Repeat each line of the entries below word for word.

* start THE INPUT *

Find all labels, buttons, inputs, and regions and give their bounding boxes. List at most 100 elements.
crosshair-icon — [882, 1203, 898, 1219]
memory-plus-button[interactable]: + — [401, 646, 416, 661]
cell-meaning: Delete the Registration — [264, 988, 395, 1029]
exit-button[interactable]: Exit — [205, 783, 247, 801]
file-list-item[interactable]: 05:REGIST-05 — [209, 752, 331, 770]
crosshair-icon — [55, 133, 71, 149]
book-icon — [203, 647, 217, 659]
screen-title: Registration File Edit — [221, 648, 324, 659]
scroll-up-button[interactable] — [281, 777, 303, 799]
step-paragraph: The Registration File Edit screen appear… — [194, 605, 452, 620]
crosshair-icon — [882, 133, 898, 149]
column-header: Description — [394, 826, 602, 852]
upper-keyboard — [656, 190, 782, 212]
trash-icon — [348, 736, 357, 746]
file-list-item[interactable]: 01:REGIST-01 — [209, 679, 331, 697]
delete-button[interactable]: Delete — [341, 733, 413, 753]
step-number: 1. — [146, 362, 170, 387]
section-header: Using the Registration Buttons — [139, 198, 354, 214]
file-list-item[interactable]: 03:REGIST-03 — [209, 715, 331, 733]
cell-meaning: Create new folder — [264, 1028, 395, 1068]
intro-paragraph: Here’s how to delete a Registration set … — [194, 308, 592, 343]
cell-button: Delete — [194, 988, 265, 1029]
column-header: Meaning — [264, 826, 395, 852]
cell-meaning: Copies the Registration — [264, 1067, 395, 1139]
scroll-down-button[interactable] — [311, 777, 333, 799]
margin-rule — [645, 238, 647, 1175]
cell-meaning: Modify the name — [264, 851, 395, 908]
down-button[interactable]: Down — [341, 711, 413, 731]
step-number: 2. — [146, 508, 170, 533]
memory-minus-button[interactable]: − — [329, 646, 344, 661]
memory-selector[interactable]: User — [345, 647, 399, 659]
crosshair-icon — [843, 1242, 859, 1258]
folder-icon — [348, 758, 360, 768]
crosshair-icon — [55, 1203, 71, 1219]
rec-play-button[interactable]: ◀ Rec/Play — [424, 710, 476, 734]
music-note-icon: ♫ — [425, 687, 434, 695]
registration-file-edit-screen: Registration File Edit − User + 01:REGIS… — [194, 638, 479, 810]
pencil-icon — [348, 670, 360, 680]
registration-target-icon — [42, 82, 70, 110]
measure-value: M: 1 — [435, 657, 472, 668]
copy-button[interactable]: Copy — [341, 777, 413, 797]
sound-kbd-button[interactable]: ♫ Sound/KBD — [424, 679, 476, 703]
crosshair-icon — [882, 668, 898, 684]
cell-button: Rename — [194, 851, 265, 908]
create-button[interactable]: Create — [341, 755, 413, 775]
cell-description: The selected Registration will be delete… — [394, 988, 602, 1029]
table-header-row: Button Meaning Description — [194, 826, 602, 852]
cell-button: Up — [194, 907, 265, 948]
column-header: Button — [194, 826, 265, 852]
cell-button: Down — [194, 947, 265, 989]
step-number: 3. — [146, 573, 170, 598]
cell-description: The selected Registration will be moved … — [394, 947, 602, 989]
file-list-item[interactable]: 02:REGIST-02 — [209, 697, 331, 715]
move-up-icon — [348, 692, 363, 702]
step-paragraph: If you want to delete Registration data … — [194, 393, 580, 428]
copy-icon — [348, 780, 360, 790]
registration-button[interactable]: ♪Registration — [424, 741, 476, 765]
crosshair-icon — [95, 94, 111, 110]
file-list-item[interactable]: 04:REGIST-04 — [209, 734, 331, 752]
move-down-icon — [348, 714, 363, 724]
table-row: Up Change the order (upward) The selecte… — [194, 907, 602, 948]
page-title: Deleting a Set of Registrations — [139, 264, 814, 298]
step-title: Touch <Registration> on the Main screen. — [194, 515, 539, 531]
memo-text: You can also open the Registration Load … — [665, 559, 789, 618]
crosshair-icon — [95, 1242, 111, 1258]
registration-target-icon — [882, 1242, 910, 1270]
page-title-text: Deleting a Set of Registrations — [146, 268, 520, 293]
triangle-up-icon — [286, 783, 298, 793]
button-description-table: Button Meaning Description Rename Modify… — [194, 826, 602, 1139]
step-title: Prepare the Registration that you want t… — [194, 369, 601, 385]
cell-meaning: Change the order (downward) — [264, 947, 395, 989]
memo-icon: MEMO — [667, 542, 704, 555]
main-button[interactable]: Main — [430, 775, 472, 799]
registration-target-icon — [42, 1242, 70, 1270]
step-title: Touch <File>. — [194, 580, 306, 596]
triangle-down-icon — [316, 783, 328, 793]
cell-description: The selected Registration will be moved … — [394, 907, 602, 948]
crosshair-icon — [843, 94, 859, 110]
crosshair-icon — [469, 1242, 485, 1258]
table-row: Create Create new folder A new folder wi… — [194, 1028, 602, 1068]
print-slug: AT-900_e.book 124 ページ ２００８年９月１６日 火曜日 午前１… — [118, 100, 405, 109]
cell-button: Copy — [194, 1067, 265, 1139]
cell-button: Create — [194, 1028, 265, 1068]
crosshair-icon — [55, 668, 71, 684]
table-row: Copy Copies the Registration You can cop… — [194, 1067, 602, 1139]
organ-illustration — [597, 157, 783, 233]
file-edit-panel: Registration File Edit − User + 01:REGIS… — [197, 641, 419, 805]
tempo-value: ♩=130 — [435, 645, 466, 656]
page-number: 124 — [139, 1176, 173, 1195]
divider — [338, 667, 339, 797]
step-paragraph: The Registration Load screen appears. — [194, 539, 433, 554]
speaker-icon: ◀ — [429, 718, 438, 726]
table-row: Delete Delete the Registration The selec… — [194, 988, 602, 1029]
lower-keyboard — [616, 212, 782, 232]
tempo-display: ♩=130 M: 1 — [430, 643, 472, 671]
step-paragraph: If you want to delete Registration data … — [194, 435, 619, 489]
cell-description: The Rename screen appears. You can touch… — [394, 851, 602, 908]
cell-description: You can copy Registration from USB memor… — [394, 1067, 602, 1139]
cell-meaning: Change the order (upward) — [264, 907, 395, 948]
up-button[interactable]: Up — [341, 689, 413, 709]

* end THE INPUT *

**THE COMPLETED TASK:**
Find all labels, buttons, inputs, and regions and give their bounding boxes. List at most 100 elements.
crosshair-icon — [882, 1203, 898, 1219]
memory-plus-button[interactable]: + — [401, 646, 416, 661]
cell-meaning: Delete the Registration — [264, 988, 395, 1029]
exit-button[interactable]: Exit — [205, 783, 247, 801]
file-list-item[interactable]: 05:REGIST-05 — [209, 752, 331, 770]
crosshair-icon — [55, 133, 71, 149]
book-icon — [203, 647, 217, 659]
screen-title: Registration File Edit — [221, 648, 324, 659]
scroll-up-button[interactable] — [281, 777, 303, 799]
step-paragraph: The Registration File Edit screen appear… — [194, 605, 452, 620]
crosshair-icon — [882, 133, 898, 149]
column-header: Description — [394, 826, 602, 852]
upper-keyboard — [656, 190, 782, 212]
trash-icon — [348, 736, 357, 746]
file-list-item[interactable]: 01:REGIST-01 — [209, 679, 331, 697]
delete-button[interactable]: Delete — [341, 733, 413, 753]
step-number: 1. — [146, 362, 170, 387]
section-header: Using the Registration Buttons — [139, 198, 354, 214]
file-list-item[interactable]: 03:REGIST-03 — [209, 715, 331, 733]
cell-meaning: Create new folder — [264, 1028, 395, 1068]
intro-paragraph: Here’s how to delete a Registration set … — [194, 308, 592, 343]
cell-button: Delete — [194, 988, 265, 1029]
column-header: Meaning — [264, 826, 395, 852]
cell-meaning: Copies the Registration — [264, 1067, 395, 1139]
scroll-down-button[interactable] — [311, 777, 333, 799]
margin-rule — [645, 238, 647, 1175]
cell-meaning: Modify the name — [264, 851, 395, 908]
down-button[interactable]: Down — [341, 711, 413, 731]
step-number: 2. — [146, 508, 170, 533]
memory-minus-button[interactable]: − — [329, 646, 344, 661]
memory-selector[interactable]: User — [345, 647, 399, 659]
crosshair-icon — [843, 1242, 859, 1258]
folder-icon — [348, 758, 360, 768]
crosshair-icon — [55, 1203, 71, 1219]
rec-play-button[interactable]: ◀ Rec/Play — [424, 710, 476, 734]
music-note-icon: ♫ — [425, 687, 434, 695]
registration-file-edit-screen: Registration File Edit − User + 01:REGIS… — [194, 638, 479, 810]
pencil-icon — [348, 670, 360, 680]
registration-target-icon — [42, 82, 70, 110]
measure-value: M: 1 — [435, 657, 472, 668]
copy-button[interactable]: Copy — [341, 777, 413, 797]
sound-kbd-button[interactable]: ♫ Sound/KBD — [424, 679, 476, 703]
crosshair-icon — [882, 668, 898, 684]
cell-button: Rename — [194, 851, 265, 908]
create-button[interactable]: Create — [341, 755, 413, 775]
cell-description: The selected Registration will be delete… — [394, 988, 602, 1029]
table-header-row: Button Meaning Description — [194, 826, 602, 852]
cell-button: Up — [194, 907, 265, 948]
column-header: Button — [194, 826, 265, 852]
cell-button: Down — [194, 947, 265, 989]
step-number: 3. — [146, 573, 170, 598]
cell-description: The selected Registration will be moved … — [394, 947, 602, 989]
file-list-item[interactable]: 02:REGIST-02 — [209, 697, 331, 715]
move-up-icon — [348, 692, 363, 702]
step-paragraph: If you want to delete Registration data … — [194, 393, 580, 428]
copy-icon — [348, 780, 360, 790]
registration-button[interactable]: ♪Registration — [424, 741, 476, 765]
crosshair-icon — [95, 94, 111, 110]
file-list-item[interactable]: 04:REGIST-04 — [209, 734, 331, 752]
move-down-icon — [348, 714, 363, 724]
table-row: Up Change the order (upward) The selecte… — [194, 907, 602, 948]
page-title: Deleting a Set of Registrations — [139, 264, 814, 298]
step-title: Touch <Registration> on the Main screen. — [194, 515, 539, 531]
memo-text: You can also open the Registration Load … — [665, 559, 789, 618]
crosshair-icon — [95, 1242, 111, 1258]
registration-target-icon — [882, 1242, 910, 1270]
page-title-text: Deleting a Set of Registrations — [146, 268, 520, 293]
triangle-up-icon — [286, 783, 298, 793]
button-description-table: Button Meaning Description Rename Modify… — [194, 826, 602, 1139]
step-title: Prepare the Registration that you want t… — [194, 369, 601, 385]
cell-meaning: Change the order (downward) — [264, 947, 395, 989]
memo-icon: MEMO — [667, 542, 704, 555]
main-button[interactable]: Main — [430, 775, 472, 799]
registration-target-icon — [42, 1242, 70, 1270]
step-title: Touch <File>. — [194, 580, 306, 596]
triangle-down-icon — [316, 783, 328, 793]
cell-description: The selected Registration will be moved … — [394, 907, 602, 948]
crosshair-icon — [843, 94, 859, 110]
crosshair-icon — [469, 1242, 485, 1258]
table-row: Create Create new folder A new folder wi… — [194, 1028, 602, 1068]
print-slug: AT-900_e.book 124 ページ ２００８年９月１６日 火曜日 午前１… — [118, 100, 405, 109]
cell-button: Copy — [194, 1067, 265, 1139]
cell-button: Create — [194, 1028, 265, 1068]
crosshair-icon — [55, 668, 71, 684]
table-row: Copy Copies the Registration You can cop… — [194, 1067, 602, 1139]
organ-illustration — [597, 157, 783, 233]
file-edit-panel: Registration File Edit − User + 01:REGIS… — [197, 641, 419, 805]
tempo-value: ♩=130 — [435, 645, 466, 656]
page-number: 124 — [139, 1176, 173, 1195]
divider — [338, 667, 339, 797]
step-paragraph: The Registration Load screen appears. — [194, 539, 433, 554]
speaker-icon: ◀ — [429, 718, 438, 726]
table-row: Delete Delete the Registration The selec… — [194, 988, 602, 1029]
lower-keyboard — [616, 212, 782, 232]
tempo-display: ♩=130 M: 1 — [430, 643, 472, 671]
step-paragraph: If you want to delete Registration data … — [194, 435, 619, 489]
cell-description: The Rename screen appears. You can touch… — [394, 851, 602, 908]
cell-description: You can copy Registration from USB memor… — [394, 1067, 602, 1139]
cell-meaning: Change the order (upward) — [264, 907, 395, 948]
up-button[interactable]: Up — [341, 689, 413, 709]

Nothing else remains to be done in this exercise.